*TASK OBJECTIVE*. Return each line of the data below exactly, omitting any pictures.

──────────

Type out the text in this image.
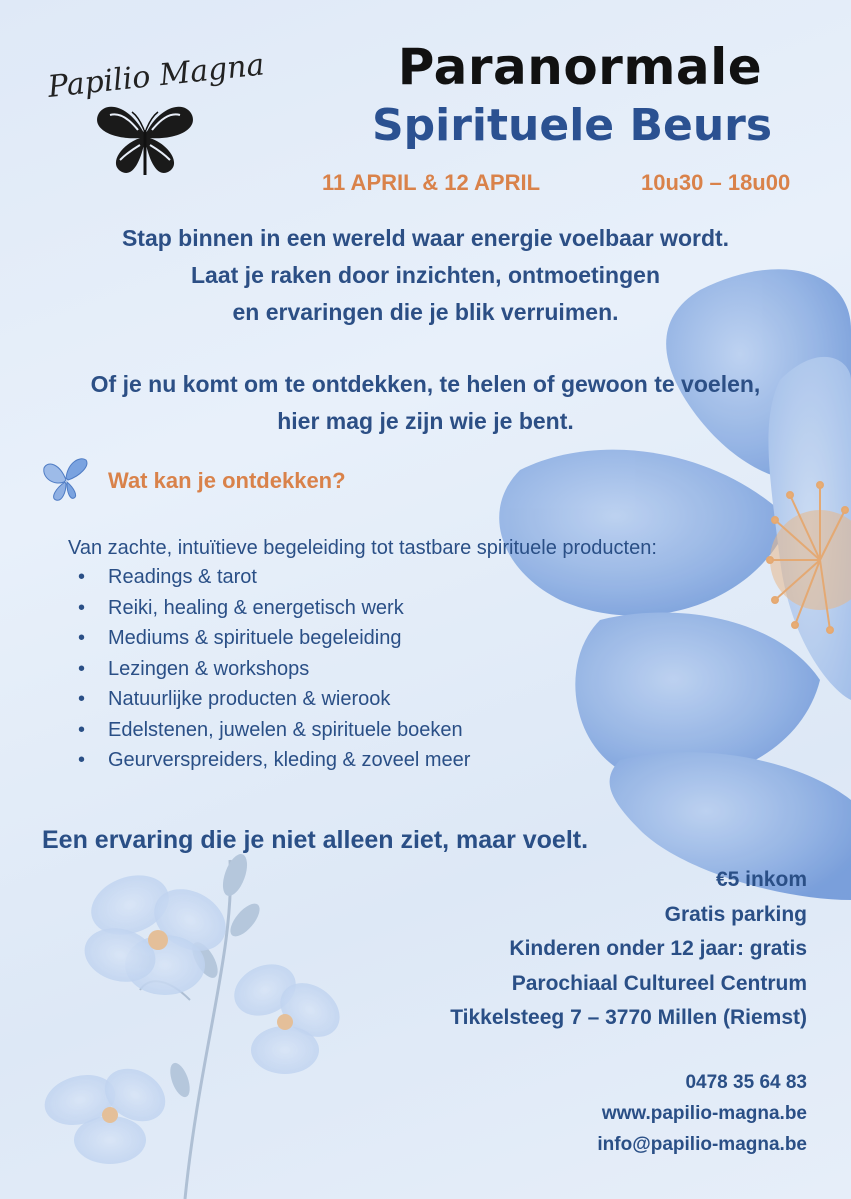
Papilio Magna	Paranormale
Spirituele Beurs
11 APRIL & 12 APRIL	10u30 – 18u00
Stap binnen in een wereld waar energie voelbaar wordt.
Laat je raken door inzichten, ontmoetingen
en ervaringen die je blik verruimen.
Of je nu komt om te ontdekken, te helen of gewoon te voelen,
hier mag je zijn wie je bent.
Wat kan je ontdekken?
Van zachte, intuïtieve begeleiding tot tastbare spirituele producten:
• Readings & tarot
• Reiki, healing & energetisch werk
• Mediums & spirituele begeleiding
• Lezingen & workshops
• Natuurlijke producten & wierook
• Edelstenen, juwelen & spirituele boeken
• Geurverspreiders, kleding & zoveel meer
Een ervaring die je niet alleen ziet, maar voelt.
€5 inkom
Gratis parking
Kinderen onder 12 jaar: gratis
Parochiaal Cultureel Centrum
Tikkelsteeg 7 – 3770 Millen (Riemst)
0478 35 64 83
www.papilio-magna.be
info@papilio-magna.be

──────────

*SOLUTION TO THE PROBLEM*.
Type out the text in this image.
Papilio Magna	Paranormale
Spirituele Beurs
11 APRIL & 12 APRIL	10u30 – 18u00
Stap binnen in een wereld waar energie voelbaar wordt.
Laat je raken door inzichten, ontmoetingen
en ervaringen die je blik verruimen.
Of je nu komt om te ontdekken, te helen of gewoon te voelen,
hier mag je zijn wie je bent.
Wat kan je ontdekken?
Van zachte, intuïtieve begeleiding tot tastbare spirituele producten:
• Readings & tarot
• Reiki, healing & energetisch werk
• Mediums & spirituele begeleiding
• Lezingen & workshops
• Natuurlijke producten & wierook
• Edelstenen, juwelen & spirituele boeken
• Geurverspreiders, kleding & zoveel meer
Een ervaring die je niet alleen ziet, maar voelt.
€5 inkom
Gratis parking
Kinderen onder 12 jaar: gratis
Parochiaal Cultureel Centrum
Tikkelsteeg 7 – 3770 Millen (Riemst)
0478 35 64 83
www.papilio-magna.be
info@papilio-magna.be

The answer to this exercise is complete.